» Exercise goal
Copy every line from the material below that holds "with".

[Records for the task start]

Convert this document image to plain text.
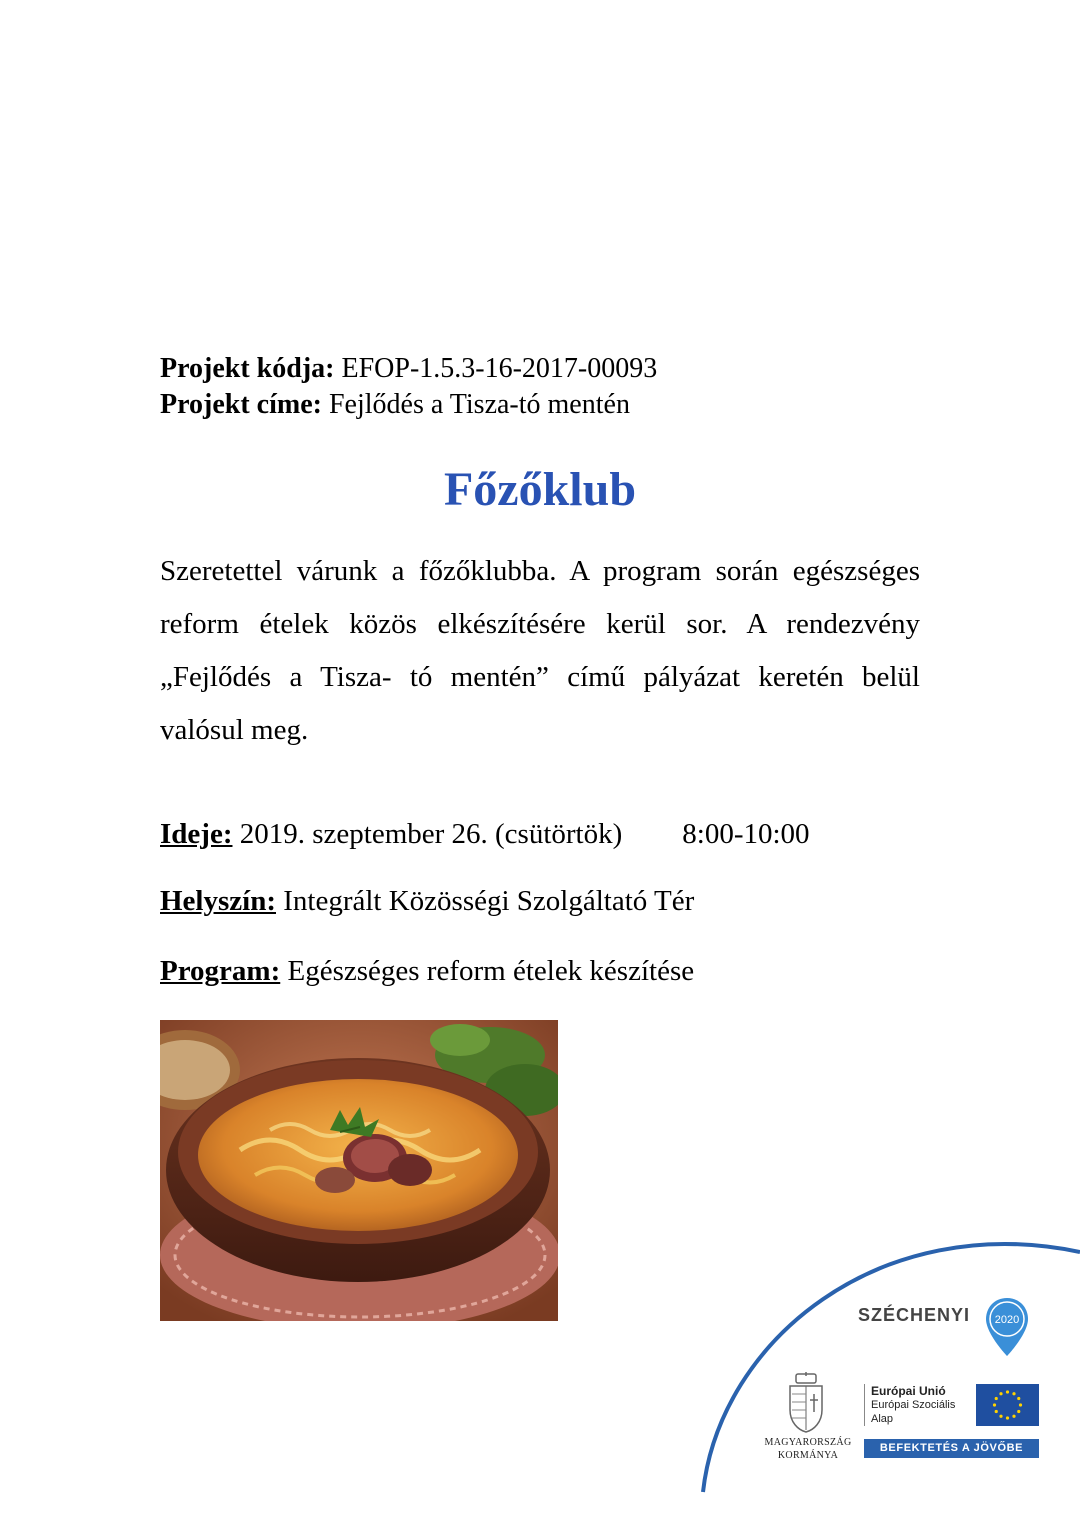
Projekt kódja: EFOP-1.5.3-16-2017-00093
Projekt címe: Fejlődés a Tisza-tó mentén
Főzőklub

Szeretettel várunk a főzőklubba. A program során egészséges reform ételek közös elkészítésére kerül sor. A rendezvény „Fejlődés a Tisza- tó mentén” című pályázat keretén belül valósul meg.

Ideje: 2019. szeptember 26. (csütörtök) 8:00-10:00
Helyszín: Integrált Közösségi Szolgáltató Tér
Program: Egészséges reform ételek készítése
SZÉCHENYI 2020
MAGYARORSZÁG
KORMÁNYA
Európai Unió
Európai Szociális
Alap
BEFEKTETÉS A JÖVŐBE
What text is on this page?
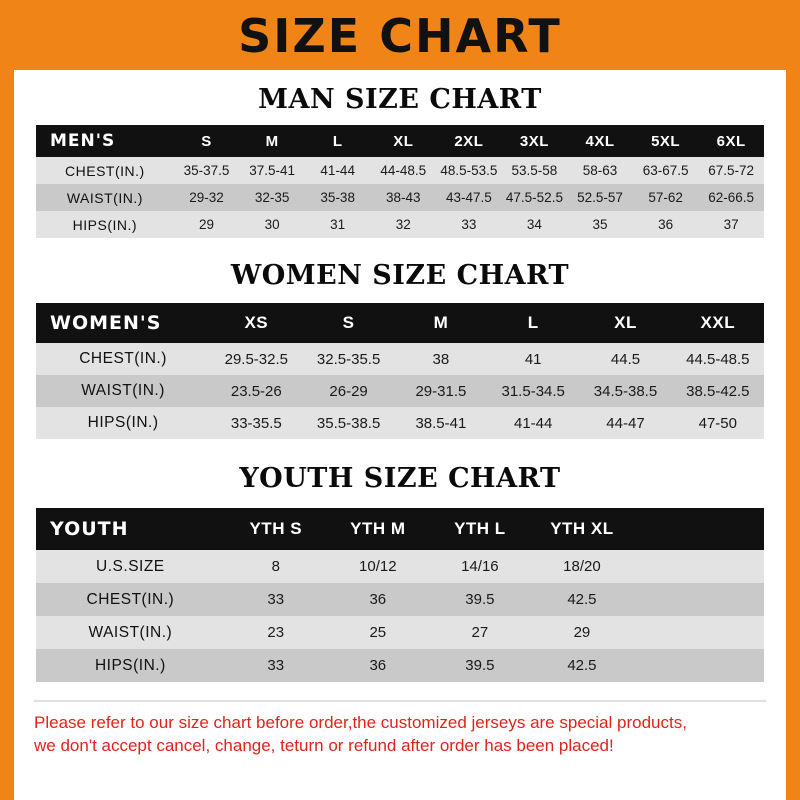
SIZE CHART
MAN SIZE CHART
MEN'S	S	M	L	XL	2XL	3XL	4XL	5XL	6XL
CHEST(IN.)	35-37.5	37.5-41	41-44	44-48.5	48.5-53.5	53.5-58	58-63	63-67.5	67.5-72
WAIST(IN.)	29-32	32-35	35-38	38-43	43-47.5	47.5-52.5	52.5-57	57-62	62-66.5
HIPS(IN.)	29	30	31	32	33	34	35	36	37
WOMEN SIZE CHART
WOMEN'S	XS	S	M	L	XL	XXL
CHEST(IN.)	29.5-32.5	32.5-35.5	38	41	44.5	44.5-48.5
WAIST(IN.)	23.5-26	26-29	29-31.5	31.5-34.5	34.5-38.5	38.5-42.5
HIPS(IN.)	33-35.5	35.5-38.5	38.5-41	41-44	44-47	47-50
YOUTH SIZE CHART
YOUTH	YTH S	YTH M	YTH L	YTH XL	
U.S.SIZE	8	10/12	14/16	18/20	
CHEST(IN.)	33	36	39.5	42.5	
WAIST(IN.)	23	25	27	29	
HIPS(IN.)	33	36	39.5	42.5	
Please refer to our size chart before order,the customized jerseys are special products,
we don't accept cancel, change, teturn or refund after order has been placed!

[Records for the task end]
[Records for the task start]

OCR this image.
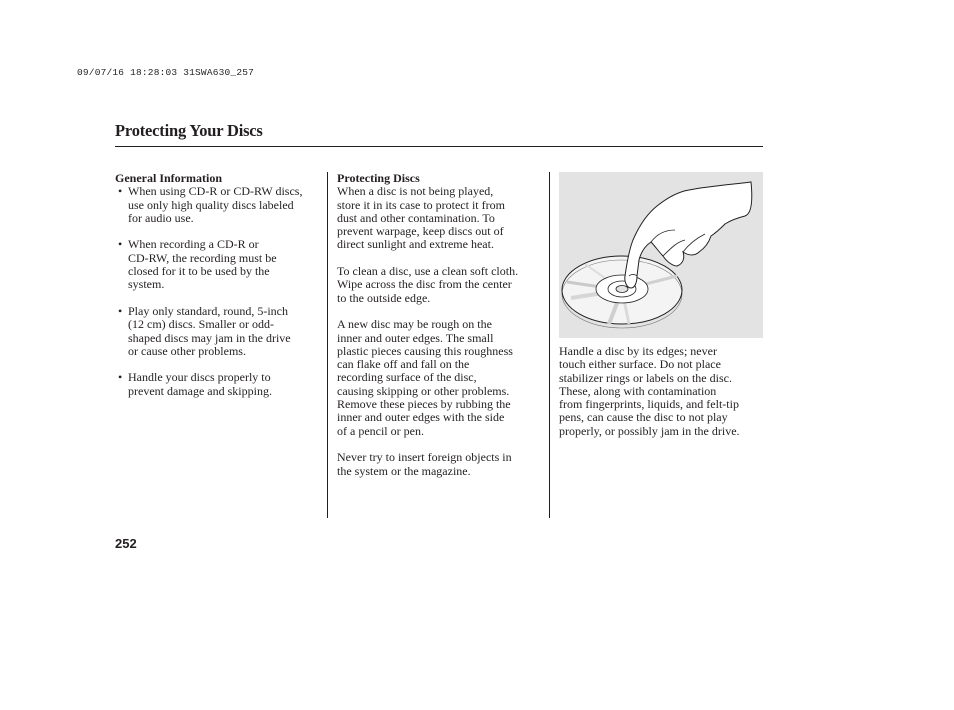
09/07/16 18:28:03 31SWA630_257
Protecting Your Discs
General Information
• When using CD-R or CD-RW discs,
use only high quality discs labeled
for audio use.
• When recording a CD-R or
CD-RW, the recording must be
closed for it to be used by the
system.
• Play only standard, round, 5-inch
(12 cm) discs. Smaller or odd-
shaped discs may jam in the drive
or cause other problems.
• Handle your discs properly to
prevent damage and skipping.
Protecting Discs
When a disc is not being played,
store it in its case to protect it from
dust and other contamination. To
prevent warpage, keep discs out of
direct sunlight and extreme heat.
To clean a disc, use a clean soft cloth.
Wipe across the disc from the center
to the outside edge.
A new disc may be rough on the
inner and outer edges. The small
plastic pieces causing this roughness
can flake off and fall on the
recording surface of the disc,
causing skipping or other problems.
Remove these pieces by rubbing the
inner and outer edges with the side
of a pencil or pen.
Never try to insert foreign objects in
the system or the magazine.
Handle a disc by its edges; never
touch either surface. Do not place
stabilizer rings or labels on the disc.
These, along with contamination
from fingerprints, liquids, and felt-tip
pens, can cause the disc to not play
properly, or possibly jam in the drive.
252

[Records for the task end]
[Records for the task start]

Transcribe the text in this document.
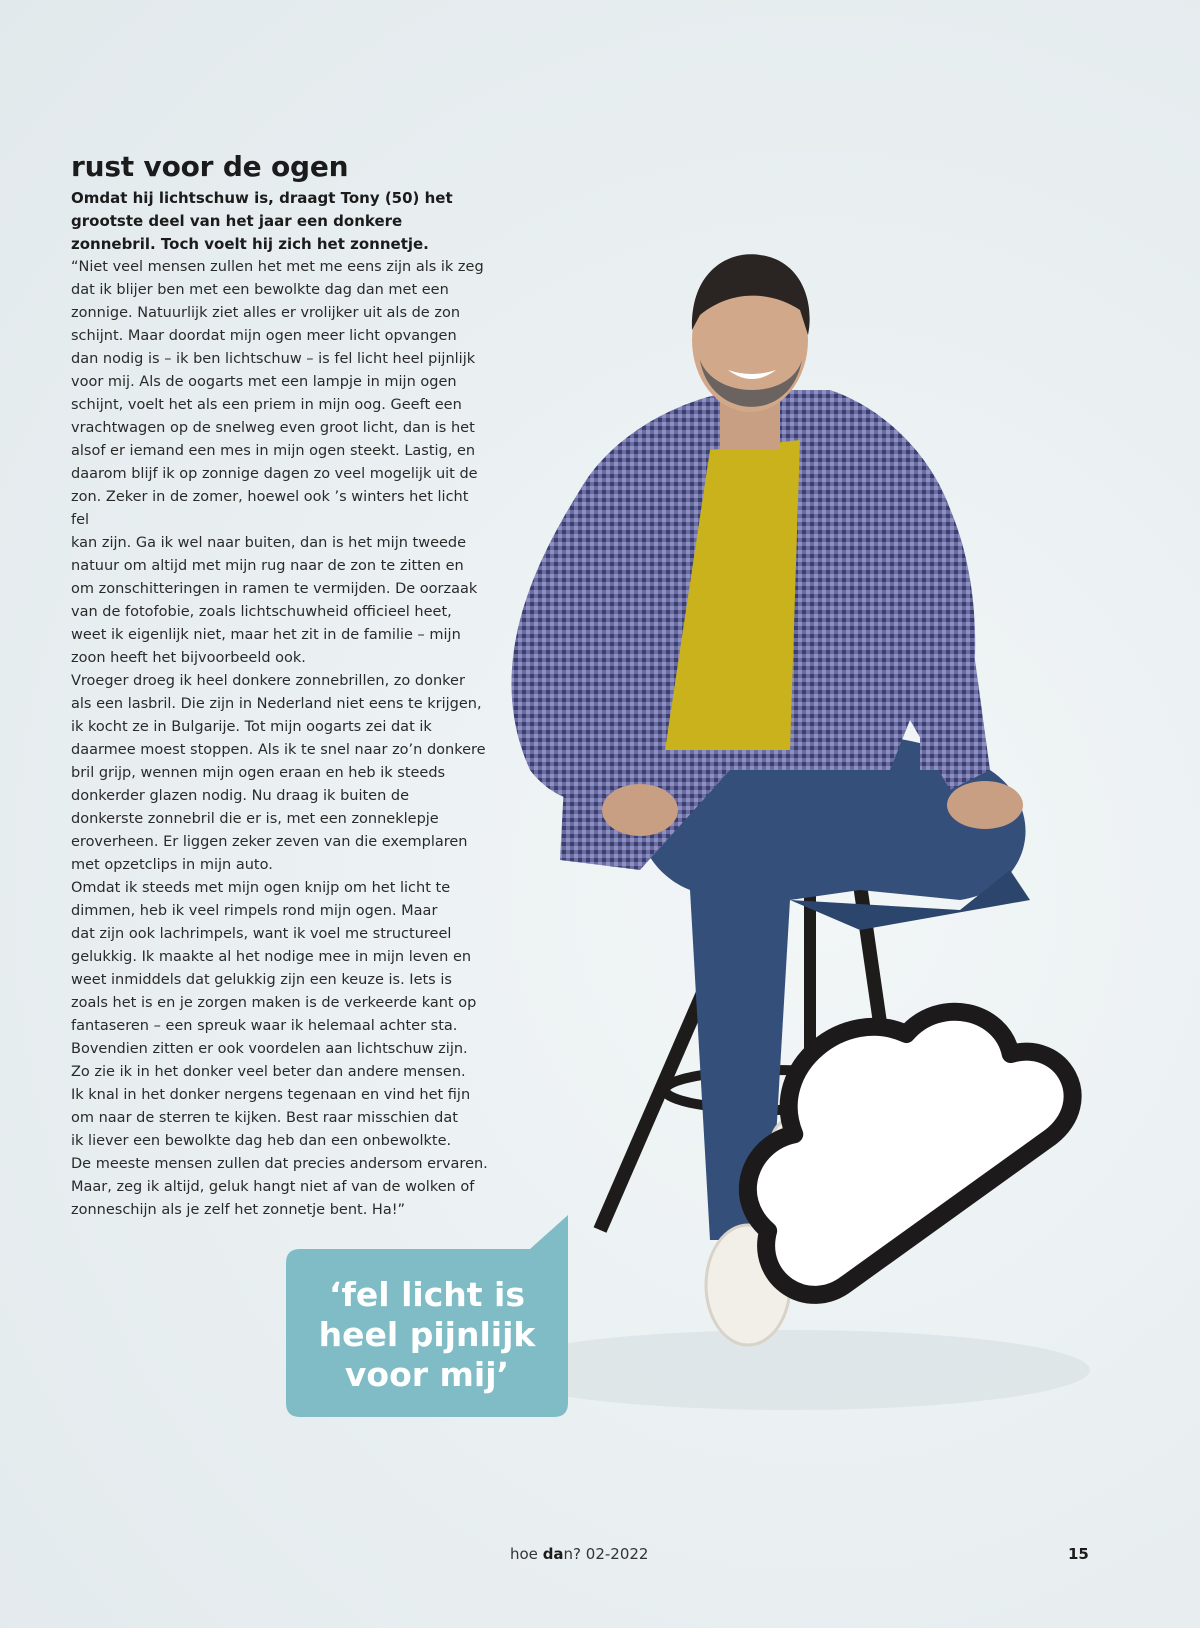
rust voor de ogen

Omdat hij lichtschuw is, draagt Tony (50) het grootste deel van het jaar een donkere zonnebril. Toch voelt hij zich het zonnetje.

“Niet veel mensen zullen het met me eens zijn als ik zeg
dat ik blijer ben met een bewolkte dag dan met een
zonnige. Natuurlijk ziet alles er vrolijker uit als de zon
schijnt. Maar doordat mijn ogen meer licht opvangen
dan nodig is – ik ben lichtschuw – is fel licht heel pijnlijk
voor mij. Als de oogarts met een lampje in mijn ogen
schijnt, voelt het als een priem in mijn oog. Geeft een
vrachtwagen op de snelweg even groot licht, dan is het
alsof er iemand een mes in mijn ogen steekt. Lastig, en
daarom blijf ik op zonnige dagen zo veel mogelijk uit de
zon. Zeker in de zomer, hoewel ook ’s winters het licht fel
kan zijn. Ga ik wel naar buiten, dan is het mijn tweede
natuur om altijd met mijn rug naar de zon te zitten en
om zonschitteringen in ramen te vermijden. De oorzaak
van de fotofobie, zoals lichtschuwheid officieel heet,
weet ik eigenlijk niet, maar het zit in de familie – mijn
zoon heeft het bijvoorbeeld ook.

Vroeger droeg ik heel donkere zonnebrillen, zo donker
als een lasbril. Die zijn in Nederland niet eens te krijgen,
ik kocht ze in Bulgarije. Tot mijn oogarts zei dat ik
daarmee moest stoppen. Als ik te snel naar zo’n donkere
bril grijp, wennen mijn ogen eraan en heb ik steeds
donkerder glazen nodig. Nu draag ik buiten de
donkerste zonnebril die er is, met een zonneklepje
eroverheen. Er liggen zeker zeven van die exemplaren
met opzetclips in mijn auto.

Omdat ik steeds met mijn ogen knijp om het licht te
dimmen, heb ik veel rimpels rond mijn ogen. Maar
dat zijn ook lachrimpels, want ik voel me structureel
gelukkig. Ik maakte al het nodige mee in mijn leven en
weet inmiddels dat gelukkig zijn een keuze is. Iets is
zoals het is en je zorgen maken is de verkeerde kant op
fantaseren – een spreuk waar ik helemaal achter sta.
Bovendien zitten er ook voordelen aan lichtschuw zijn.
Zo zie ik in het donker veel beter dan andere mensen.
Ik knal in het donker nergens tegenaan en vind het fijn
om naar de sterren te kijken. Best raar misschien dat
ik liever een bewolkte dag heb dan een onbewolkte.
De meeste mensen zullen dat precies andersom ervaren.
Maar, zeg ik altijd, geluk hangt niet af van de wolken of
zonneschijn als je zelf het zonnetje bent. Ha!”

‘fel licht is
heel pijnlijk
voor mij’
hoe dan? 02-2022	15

[Records for the task end]

» Solution to the exercise
inner and outer edges with the side
These, along with contamination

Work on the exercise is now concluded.